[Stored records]
▼▼▼
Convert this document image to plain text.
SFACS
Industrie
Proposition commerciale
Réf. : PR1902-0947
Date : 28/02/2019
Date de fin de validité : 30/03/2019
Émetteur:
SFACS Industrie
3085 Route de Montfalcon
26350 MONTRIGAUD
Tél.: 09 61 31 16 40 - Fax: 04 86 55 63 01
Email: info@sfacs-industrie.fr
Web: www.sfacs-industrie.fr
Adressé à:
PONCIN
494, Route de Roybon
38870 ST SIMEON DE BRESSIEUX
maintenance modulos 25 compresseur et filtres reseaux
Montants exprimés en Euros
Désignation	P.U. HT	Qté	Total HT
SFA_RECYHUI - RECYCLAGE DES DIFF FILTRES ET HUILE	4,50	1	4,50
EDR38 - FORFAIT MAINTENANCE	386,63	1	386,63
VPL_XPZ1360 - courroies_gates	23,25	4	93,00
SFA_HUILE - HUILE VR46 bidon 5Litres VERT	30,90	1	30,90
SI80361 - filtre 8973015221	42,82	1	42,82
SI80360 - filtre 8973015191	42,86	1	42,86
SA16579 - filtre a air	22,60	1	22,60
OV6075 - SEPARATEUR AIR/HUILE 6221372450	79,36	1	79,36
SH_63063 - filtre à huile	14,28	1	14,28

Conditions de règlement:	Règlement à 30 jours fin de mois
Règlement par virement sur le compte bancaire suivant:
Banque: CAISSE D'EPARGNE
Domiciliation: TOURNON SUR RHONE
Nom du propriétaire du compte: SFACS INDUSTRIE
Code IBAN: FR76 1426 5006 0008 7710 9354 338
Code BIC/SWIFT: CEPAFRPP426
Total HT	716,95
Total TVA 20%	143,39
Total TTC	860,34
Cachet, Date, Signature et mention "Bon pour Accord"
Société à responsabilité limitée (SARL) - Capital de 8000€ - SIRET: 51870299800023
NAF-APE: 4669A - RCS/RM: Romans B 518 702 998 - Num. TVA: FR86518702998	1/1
▲▲▲
▼▼▼
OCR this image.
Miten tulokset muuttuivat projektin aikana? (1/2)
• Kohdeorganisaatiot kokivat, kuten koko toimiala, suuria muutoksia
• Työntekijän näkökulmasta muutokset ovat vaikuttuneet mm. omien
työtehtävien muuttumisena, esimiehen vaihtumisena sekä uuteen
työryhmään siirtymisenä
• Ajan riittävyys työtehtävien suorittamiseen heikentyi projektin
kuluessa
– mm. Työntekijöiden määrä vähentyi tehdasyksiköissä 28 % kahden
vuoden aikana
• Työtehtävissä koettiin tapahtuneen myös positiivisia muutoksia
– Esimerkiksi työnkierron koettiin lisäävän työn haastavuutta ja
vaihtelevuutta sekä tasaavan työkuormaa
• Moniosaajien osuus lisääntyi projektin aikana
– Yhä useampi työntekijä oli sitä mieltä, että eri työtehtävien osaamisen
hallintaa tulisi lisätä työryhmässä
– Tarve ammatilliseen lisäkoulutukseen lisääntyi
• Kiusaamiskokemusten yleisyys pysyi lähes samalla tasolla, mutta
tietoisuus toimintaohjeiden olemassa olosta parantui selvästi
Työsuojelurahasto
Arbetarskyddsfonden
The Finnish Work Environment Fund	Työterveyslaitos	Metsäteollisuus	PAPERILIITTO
▲▲▲
Work to be completed » Select from the material above each line in which the string "työtehtävien" appears, and list those lines.

Answer for the task »
työtehtävien muuttumisena, esimiehen vaihtumisena sekä uuteen
• Ajan riittävyys työtehtävien suorittamiseen heikentyi projektin
– Yhä useampi työntekijä oli sitä mieltä, että eri työtehtävien osaamisen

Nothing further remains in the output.